— BEGIN Given information —

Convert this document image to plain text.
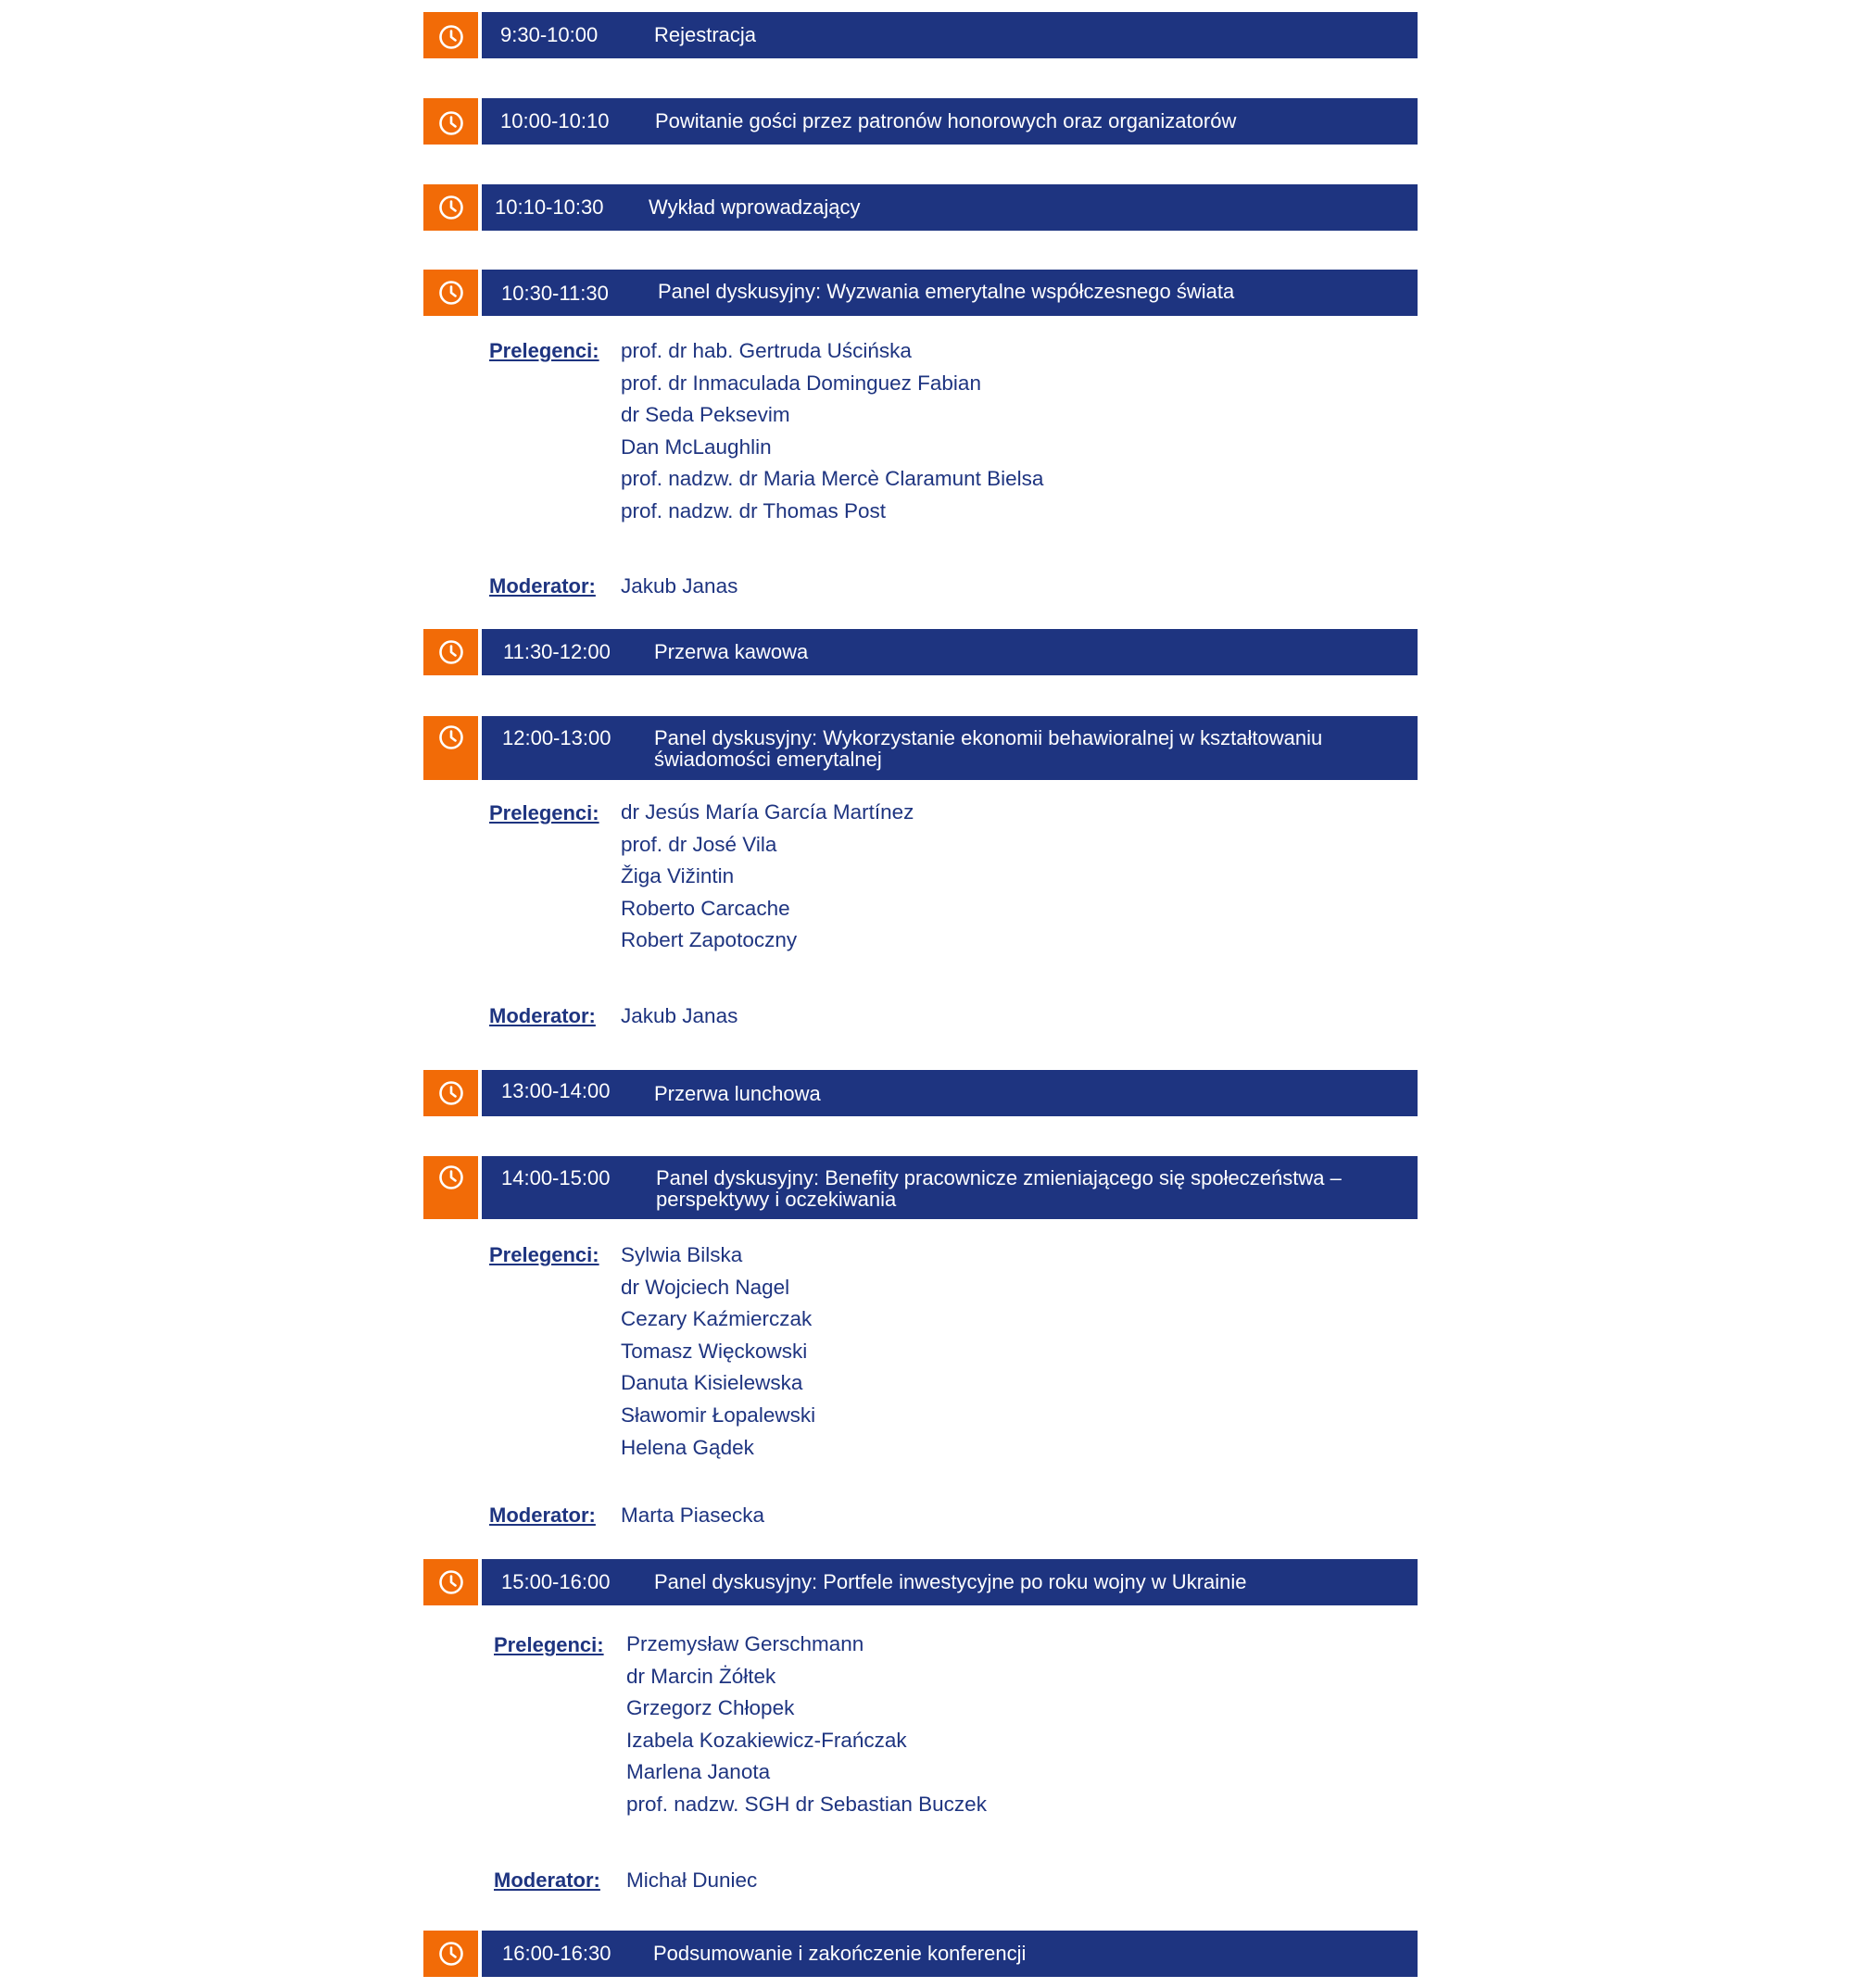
9:30-10:00	Rejestracja
10:00-10:10 Powitanie gości przez patronów honorowych oraz organizatorów
10:10-10:30 Wykład wprowadzający
10:30-11:30 Panel dyskusyjny: Wyzwania emerytalne współczesnego świata
Prelegenci: prof. dr hab. Gertruda Uścińska
prof. dr Inmaculada Dominguez Fabian
dr Seda Peksevim
Dan McLaughlin
prof. nadzw. dr Maria Mercè Claramunt Bielsa
prof. nadzw. dr Thomas Post
Moderator: Jakub Janas
11:30-12:00 Przerwa kawowa
12:00-13:00 Panel dyskusyjny: Wykorzystanie ekonomii behawioralnej w kształtowaniu świadomości emerytalnej
Prelegenci: dr Jesús María García Martínez
prof. dr José Vila
Žiga Vižintin
Roberto Carcache
Robert Zapotoczny
Moderator: Jakub Janas
13:00-14:00 Przerwa lunchowa
14:00-15:00 Panel dyskusyjny: Benefity pracownicze zmieniającego się społeczeństwa – perspektywy i oczekiwania
Prelegenci: Sylwia Bilska
dr Wojciech Nagel
Cezary Kaźmierczak
Tomasz Więckowski
Danuta Kisielewska
Sławomir Łopalewski
Helena Gądek
Moderator: Marta Piasecka
15:00-16:00 Panel dyskusyjny: Portfele inwestycyjne po roku wojny w Ukrainie
Prelegenci: Przemysław Gerschmann
dr Marcin Żółtek
Grzegorz Chłopek
Izabela Kozakiewicz-Frańczak
Marlena Janota
prof. nadzw. SGH dr Sebastian Buczek
Moderator: Michał Duniec
16:00-16:30 Podsumowanie i zakończenie konferencji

— END Given information —

*Aim of the task*: Repeat the records above exactly, leaving out any pictures they contain.

*Response*:
Convert this document image to plain text.
9:30-10:00	Rejestracja
10:00-10:10 Powitanie gości przez patronów honorowych oraz organizatorów
10:10-10:30 Wykład wprowadzający
10:30-11:30 Panel dyskusyjny: Wyzwania emerytalne współczesnego świata
Prelegenci: prof. dr hab. Gertruda Uścińska
prof. dr Inmaculada Dominguez Fabian
dr Seda Peksevim
Dan McLaughlin
prof. nadzw. dr Maria Mercè Claramunt Bielsa
prof. nadzw. dr Thomas Post
Moderator: Jakub Janas
11:30-12:00 Przerwa kawowa
12:00-13:00 Panel dyskusyjny: Wykorzystanie ekonomii behawioralnej w kształtowaniu świadomości emerytalnej
Prelegenci: dr Jesús María García Martínez
prof. dr José Vila
Žiga Vižintin
Roberto Carcache
Robert Zapotoczny
Moderator: Jakub Janas
13:00-14:00 Przerwa lunchowa
14:00-15:00 Panel dyskusyjny: Benefity pracownicze zmieniającego się społeczeństwa – perspektywy i oczekiwania
Prelegenci: Sylwia Bilska
dr Wojciech Nagel
Cezary Kaźmierczak
Tomasz Więckowski
Danuta Kisielewska
Sławomir Łopalewski
Helena Gądek
Moderator: Marta Piasecka
15:00-16:00 Panel dyskusyjny: Portfele inwestycyjne po roku wojny w Ukrainie
Prelegenci: Przemysław Gerschmann
dr Marcin Żółtek
Grzegorz Chłopek
Izabela Kozakiewicz-Frańczak
Marlena Janota
prof. nadzw. SGH dr Sebastian Buczek
Moderator: Michał Duniec
16:00-16:30 Podsumowanie i zakończenie konferencji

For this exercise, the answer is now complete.